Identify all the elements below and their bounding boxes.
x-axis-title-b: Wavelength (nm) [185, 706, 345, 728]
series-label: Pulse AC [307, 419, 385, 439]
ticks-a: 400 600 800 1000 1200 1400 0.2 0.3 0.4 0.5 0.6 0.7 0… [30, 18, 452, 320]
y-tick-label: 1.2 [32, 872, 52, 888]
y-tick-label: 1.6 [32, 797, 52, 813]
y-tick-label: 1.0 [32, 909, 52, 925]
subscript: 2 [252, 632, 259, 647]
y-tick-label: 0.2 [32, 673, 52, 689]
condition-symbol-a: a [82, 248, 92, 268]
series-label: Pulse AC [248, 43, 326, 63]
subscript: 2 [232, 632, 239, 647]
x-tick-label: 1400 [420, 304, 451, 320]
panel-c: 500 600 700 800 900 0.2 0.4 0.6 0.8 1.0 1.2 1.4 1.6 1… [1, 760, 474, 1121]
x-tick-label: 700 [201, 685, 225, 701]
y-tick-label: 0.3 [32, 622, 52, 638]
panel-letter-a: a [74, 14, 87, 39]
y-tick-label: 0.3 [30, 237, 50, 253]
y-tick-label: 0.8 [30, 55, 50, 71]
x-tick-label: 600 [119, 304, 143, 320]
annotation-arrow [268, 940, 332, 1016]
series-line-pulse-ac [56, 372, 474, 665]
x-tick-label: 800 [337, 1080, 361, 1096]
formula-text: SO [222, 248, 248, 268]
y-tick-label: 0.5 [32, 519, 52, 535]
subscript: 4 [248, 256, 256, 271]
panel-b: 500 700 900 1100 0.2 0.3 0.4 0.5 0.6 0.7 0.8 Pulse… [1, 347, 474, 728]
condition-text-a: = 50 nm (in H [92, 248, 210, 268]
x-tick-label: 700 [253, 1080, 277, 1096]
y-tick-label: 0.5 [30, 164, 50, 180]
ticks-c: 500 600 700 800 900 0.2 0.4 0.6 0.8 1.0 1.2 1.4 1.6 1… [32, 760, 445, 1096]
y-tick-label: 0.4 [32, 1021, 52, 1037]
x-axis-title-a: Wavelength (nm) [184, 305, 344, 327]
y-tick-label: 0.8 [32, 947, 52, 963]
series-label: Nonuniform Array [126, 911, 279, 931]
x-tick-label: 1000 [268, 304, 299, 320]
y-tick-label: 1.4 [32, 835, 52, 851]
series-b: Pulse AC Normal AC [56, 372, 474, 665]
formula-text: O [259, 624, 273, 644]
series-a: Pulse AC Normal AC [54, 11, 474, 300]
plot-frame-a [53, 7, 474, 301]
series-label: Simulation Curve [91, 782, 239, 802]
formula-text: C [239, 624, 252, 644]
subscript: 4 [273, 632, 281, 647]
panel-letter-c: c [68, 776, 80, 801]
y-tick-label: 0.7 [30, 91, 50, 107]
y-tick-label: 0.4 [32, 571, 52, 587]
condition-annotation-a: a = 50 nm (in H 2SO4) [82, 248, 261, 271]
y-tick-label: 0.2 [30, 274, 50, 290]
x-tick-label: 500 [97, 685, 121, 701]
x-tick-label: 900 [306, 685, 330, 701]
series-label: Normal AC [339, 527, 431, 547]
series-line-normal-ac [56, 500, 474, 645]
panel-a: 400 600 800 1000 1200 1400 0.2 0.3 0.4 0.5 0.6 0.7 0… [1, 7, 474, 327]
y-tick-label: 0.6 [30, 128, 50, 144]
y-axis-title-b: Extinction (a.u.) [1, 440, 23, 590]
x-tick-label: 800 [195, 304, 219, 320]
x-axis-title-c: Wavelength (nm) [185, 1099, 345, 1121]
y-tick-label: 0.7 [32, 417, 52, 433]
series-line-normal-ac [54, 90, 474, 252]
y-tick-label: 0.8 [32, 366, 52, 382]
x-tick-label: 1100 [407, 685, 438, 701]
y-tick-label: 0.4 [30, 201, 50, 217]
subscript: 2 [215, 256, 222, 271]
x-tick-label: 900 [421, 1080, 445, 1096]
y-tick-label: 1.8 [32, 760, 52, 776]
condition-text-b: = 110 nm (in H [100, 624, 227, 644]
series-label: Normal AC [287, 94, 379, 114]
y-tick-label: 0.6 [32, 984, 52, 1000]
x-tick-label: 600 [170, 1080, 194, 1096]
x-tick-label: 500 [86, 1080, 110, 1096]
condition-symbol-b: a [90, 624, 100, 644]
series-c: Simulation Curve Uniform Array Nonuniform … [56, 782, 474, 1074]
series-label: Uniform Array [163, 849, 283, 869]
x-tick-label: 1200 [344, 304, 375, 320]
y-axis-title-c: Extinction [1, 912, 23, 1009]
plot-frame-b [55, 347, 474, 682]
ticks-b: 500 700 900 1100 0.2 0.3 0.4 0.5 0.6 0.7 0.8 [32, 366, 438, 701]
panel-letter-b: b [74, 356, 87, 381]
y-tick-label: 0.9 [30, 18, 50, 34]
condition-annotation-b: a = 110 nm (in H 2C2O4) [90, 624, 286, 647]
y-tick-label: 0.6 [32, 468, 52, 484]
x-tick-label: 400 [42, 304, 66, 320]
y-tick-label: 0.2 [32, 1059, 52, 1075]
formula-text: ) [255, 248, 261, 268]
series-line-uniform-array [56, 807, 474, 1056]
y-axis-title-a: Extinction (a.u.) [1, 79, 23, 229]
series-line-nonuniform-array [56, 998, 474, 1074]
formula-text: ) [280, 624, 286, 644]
========================
## INSTRUCTION
Copy every line of the records above verbatim, changing nothing.

## TASK ANSWER
Identify all the elements below and their bounding boxes.
x-axis-title-b: Wavelength (nm) [185, 706, 345, 728]
series-label: Pulse AC [307, 419, 385, 439]
ticks-a: 400 600 800 1000 1200 1400 0.2 0.3 0.4 0.5 0.6 0.7 0… [30, 18, 452, 320]
y-tick-label: 1.2 [32, 872, 52, 888]
y-tick-label: 1.6 [32, 797, 52, 813]
y-tick-label: 1.0 [32, 909, 52, 925]
subscript: 2 [252, 632, 259, 647]
y-tick-label: 0.2 [32, 673, 52, 689]
condition-symbol-a: a [82, 248, 92, 268]
series-label: Pulse AC [248, 43, 326, 63]
subscript: 2 [232, 632, 239, 647]
x-tick-label: 1400 [420, 304, 451, 320]
panel-c: 500 600 700 800 900 0.2 0.4 0.6 0.8 1.0 1.2 1.4 1.6 1… [1, 760, 474, 1121]
x-tick-label: 700 [201, 685, 225, 701]
y-tick-label: 0.3 [32, 622, 52, 638]
panel-letter-a: a [74, 14, 87, 39]
y-tick-label: 0.3 [30, 237, 50, 253]
y-tick-label: 0.8 [30, 55, 50, 71]
x-tick-label: 600 [119, 304, 143, 320]
annotation-arrow [268, 940, 332, 1016]
series-line-pulse-ac [56, 372, 474, 665]
x-tick-label: 800 [337, 1080, 361, 1096]
formula-text: SO [222, 248, 248, 268]
y-tick-label: 0.5 [32, 519, 52, 535]
subscript: 4 [248, 256, 256, 271]
panel-b: 500 700 900 1100 0.2 0.3 0.4 0.5 0.6 0.7 0.8 Pulse… [1, 347, 474, 728]
condition-text-a: = 50 nm (in H [92, 248, 210, 268]
x-tick-label: 700 [253, 1080, 277, 1096]
y-tick-label: 0.5 [30, 164, 50, 180]
ticks-c: 500 600 700 800 900 0.2 0.4 0.6 0.8 1.0 1.2 1.4 1.6 1… [32, 760, 445, 1096]
y-tick-label: 0.4 [32, 1021, 52, 1037]
x-axis-title-a: Wavelength (nm) [184, 305, 344, 327]
y-tick-label: 0.8 [32, 947, 52, 963]
series-label: Nonuniform Array [126, 911, 279, 931]
x-tick-label: 1000 [268, 304, 299, 320]
y-tick-label: 1.4 [32, 835, 52, 851]
series-b: Pulse AC Normal AC [56, 372, 474, 665]
formula-text: O [259, 624, 273, 644]
series-a: Pulse AC Normal AC [54, 11, 474, 300]
plot-frame-a [53, 7, 474, 301]
series-label: Simulation Curve [91, 782, 239, 802]
formula-text: C [239, 624, 252, 644]
subscript: 4 [273, 632, 281, 647]
panel-letter-c: c [68, 776, 80, 801]
y-tick-label: 0.7 [30, 91, 50, 107]
y-tick-label: 0.4 [32, 571, 52, 587]
condition-annotation-a: a = 50 nm (in H 2SO4) [82, 248, 261, 271]
y-tick-label: 0.2 [30, 274, 50, 290]
x-tick-label: 500 [97, 685, 121, 701]
x-tick-label: 900 [306, 685, 330, 701]
series-label: Normal AC [339, 527, 431, 547]
series-line-normal-ac [56, 500, 474, 645]
panel-a: 400 600 800 1000 1200 1400 0.2 0.3 0.4 0.5 0.6 0.7 0… [1, 7, 474, 327]
y-tick-label: 0.6 [30, 128, 50, 144]
y-axis-title-b: Extinction (a.u.) [1, 440, 23, 590]
x-tick-label: 800 [195, 304, 219, 320]
x-axis-title-c: Wavelength (nm) [185, 1099, 345, 1121]
y-tick-label: 0.7 [32, 417, 52, 433]
series-line-normal-ac [54, 90, 474, 252]
y-tick-label: 0.8 [32, 366, 52, 382]
x-tick-label: 1100 [407, 685, 438, 701]
y-tick-label: 0.4 [30, 201, 50, 217]
subscript: 2 [215, 256, 222, 271]
x-tick-label: 900 [421, 1080, 445, 1096]
y-tick-label: 1.8 [32, 760, 52, 776]
condition-text-b: = 110 nm (in H [100, 624, 227, 644]
series-label: Normal AC [287, 94, 379, 114]
y-tick-label: 0.6 [32, 984, 52, 1000]
x-tick-label: 600 [170, 1080, 194, 1096]
x-tick-label: 500 [86, 1080, 110, 1096]
condition-symbol-b: a [90, 624, 100, 644]
series-c: Simulation Curve Uniform Array Nonuniform … [56, 782, 474, 1074]
series-label: Uniform Array [163, 849, 283, 869]
x-tick-label: 1200 [344, 304, 375, 320]
y-axis-title-c: Extinction [1, 912, 23, 1009]
plot-frame-b [55, 347, 474, 682]
ticks-b: 500 700 900 1100 0.2 0.3 0.4 0.5 0.6 0.7 0.8 [32, 366, 438, 701]
panel-letter-b: b [74, 356, 87, 381]
y-tick-label: 0.9 [30, 18, 50, 34]
condition-annotation-b: a = 110 nm (in H 2C2O4) [90, 624, 286, 647]
y-tick-label: 0.6 [32, 468, 52, 484]
x-tick-label: 400 [42, 304, 66, 320]
y-tick-label: 0.2 [32, 1059, 52, 1075]
formula-text: ) [255, 248, 261, 268]
series-line-uniform-array [56, 807, 474, 1056]
y-axis-title-a: Extinction (a.u.) [1, 79, 23, 229]
series-line-nonuniform-array [56, 998, 474, 1074]
formula-text: ) [280, 624, 286, 644]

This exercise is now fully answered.